Input for this task –
--*--

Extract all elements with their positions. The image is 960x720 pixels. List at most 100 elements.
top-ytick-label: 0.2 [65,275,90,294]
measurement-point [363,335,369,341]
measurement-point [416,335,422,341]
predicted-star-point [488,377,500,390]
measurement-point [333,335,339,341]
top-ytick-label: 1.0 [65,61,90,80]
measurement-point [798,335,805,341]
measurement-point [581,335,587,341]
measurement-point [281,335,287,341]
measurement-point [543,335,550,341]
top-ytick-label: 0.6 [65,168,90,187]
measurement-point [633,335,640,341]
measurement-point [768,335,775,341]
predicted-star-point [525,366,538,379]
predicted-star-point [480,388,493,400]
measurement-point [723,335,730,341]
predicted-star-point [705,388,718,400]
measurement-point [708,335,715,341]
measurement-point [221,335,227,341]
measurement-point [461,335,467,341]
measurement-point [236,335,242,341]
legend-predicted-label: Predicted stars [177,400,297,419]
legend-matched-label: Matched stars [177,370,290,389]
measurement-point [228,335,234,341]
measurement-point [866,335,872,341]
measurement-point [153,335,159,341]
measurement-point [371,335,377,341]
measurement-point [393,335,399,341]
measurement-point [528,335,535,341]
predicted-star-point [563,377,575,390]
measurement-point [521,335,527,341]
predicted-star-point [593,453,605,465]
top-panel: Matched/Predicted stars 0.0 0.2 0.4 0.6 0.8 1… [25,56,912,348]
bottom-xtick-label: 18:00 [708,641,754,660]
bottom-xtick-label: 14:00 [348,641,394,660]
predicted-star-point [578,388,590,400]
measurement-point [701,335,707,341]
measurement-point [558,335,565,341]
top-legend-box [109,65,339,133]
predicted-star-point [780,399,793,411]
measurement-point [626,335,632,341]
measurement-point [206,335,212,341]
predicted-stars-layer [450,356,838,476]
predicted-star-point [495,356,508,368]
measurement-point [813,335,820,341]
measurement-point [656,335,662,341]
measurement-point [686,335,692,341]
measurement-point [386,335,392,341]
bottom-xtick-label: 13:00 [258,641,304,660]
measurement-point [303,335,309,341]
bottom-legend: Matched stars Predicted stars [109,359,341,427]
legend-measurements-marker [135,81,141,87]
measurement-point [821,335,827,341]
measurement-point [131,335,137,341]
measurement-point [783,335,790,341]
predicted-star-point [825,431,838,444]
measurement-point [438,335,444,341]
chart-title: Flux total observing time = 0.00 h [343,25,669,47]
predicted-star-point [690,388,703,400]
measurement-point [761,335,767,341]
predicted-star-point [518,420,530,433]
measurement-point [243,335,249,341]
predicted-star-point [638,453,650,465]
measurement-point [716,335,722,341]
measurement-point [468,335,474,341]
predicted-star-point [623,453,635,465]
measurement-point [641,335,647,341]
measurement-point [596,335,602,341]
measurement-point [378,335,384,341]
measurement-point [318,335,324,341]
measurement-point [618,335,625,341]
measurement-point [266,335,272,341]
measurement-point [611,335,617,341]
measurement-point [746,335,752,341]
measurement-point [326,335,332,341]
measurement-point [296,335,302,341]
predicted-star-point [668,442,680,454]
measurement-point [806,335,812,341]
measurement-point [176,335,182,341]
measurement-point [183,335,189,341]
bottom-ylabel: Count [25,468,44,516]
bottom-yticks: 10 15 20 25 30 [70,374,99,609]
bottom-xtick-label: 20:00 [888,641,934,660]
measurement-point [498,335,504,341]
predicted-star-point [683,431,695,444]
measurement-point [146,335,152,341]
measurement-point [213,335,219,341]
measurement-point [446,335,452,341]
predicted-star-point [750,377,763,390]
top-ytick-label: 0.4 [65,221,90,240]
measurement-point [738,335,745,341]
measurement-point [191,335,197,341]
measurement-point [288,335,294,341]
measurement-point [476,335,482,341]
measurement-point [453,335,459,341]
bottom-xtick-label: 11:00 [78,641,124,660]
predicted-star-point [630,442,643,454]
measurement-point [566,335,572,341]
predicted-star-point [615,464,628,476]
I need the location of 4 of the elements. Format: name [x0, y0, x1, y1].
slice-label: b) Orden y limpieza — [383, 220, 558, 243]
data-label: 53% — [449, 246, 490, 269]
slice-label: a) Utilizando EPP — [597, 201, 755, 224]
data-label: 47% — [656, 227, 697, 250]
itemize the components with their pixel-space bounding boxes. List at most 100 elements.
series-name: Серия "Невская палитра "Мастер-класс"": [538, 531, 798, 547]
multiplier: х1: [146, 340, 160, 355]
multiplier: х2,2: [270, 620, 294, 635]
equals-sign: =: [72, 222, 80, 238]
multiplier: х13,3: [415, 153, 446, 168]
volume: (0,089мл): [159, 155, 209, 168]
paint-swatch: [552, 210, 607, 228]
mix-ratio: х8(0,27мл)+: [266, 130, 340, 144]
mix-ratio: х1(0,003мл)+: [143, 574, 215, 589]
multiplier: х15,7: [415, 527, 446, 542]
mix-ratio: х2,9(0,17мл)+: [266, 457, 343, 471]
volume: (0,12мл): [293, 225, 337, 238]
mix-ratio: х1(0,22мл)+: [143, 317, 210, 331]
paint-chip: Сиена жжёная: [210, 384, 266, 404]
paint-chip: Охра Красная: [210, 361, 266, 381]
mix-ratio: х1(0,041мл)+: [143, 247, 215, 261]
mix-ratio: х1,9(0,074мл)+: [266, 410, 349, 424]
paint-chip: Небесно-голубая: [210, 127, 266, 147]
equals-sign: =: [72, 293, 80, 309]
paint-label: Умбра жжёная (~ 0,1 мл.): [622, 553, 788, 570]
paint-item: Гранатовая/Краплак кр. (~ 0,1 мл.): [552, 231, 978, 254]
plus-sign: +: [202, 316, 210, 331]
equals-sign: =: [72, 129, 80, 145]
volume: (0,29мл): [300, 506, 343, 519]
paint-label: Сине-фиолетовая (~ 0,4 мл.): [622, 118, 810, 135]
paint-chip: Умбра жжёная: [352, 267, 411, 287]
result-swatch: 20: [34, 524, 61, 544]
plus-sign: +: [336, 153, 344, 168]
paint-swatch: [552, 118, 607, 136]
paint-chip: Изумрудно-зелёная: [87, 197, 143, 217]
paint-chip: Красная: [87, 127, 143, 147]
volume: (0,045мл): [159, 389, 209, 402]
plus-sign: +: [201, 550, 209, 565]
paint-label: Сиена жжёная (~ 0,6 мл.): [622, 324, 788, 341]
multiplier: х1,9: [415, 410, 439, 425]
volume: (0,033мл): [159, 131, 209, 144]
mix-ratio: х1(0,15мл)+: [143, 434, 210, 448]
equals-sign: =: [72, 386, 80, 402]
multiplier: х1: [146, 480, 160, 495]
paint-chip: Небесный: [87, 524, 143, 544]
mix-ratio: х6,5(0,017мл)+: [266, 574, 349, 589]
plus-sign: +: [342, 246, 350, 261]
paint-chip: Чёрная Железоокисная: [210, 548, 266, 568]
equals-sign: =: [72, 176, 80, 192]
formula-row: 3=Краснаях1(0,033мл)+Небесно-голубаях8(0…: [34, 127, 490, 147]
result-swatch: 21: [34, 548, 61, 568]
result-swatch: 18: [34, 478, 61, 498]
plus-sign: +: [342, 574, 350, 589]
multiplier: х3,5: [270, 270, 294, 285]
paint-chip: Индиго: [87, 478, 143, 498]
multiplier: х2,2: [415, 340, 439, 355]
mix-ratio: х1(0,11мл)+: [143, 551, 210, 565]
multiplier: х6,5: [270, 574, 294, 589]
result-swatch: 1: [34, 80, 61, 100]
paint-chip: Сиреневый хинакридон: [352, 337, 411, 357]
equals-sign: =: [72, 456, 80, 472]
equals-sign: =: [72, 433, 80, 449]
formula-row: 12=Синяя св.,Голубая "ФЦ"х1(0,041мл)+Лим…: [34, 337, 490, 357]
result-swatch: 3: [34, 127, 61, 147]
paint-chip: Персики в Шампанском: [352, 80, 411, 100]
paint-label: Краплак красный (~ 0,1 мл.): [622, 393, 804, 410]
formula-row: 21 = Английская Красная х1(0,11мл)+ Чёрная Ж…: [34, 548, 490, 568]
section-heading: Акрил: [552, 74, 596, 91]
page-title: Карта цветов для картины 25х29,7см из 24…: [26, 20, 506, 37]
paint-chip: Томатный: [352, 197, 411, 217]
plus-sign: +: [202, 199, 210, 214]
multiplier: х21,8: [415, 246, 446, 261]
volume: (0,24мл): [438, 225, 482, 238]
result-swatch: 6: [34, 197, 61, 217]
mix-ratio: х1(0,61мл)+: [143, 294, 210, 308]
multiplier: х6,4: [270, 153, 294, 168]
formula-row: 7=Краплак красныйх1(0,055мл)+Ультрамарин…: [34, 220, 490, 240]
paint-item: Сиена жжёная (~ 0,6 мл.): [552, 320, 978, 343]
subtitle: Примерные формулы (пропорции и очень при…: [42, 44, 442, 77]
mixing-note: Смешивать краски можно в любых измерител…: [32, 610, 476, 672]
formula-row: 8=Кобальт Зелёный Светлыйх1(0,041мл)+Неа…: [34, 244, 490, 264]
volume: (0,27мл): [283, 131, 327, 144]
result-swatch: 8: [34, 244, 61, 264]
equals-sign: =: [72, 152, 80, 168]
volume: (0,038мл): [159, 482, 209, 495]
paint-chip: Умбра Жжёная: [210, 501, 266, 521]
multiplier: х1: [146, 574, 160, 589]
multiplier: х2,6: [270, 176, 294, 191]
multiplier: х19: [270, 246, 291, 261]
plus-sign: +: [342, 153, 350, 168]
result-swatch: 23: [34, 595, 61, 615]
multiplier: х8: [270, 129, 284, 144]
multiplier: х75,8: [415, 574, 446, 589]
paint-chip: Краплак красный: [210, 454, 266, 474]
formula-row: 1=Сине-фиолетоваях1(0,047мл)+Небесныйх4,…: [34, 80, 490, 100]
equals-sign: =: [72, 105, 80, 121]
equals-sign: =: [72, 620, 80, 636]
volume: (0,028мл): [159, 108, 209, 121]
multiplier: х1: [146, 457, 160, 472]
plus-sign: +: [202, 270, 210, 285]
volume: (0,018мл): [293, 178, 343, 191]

--*--

Short task – Rewrite everything from the start of the listing down to the line containing "measurement-point [153,335,159,341]", with every "predicted-star-point" renamed to "forecast-star-point" and all other text left unchanged.

Full answer –
Extract all elements with their positions. The image is 960x720 pixels. List at most 100 elements.
top-ytick-label: 0.2 [65,275,90,294]
measurement-point [363,335,369,341]
measurement-point [416,335,422,341]
forecast-star-point [488,377,500,390]
measurement-point [333,335,339,341]
top-ytick-label: 1.0 [65,61,90,80]
measurement-point [798,335,805,341]
measurement-point [581,335,587,341]
measurement-point [281,335,287,341]
measurement-point [543,335,550,341]
top-ytick-label: 0.6 [65,168,90,187]
measurement-point [633,335,640,341]
measurement-point [768,335,775,341]
forecast-star-point [525,366,538,379]
forecast-star-point [480,388,493,400]
measurement-point [723,335,730,341]
forecast-star-point [705,388,718,400]
measurement-point [708,335,715,341]
measurement-point [221,335,227,341]
measurement-point [461,335,467,341]
measurement-point [236,335,242,341]
legend-predicted-label: Predicted stars [177,400,297,419]
legend-matched-label: Matched stars [177,370,290,389]
measurement-point [228,335,234,341]
measurement-point [866,335,872,341]
measurement-point [153,335,159,341]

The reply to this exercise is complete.